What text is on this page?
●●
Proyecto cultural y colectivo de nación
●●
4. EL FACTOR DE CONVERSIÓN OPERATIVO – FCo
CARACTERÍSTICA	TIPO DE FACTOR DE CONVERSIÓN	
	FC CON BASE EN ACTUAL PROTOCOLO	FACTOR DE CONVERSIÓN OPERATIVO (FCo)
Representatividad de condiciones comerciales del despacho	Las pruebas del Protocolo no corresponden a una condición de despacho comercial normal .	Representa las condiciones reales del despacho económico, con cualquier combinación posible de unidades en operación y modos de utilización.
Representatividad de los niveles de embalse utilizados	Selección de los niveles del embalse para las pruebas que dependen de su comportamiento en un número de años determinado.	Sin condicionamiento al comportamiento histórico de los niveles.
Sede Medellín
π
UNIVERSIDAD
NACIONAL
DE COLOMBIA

--- REQUIRED WORK ---
Read through the entries and copy each line in which "CONVERSIÓN" appears.

--- ANSWER TO THE PROBLEM ---
4. EL FACTOR DE CONVERSIÓN OPERATIVO – FCo
CARACTERÍSTICA	TIPO DE FACTOR DE CONVERSIÓN	
	FC CON BASE EN ACTUAL PROTOCOLO	FACTOR DE CONVERSIÓN OPERATIVO (FCo)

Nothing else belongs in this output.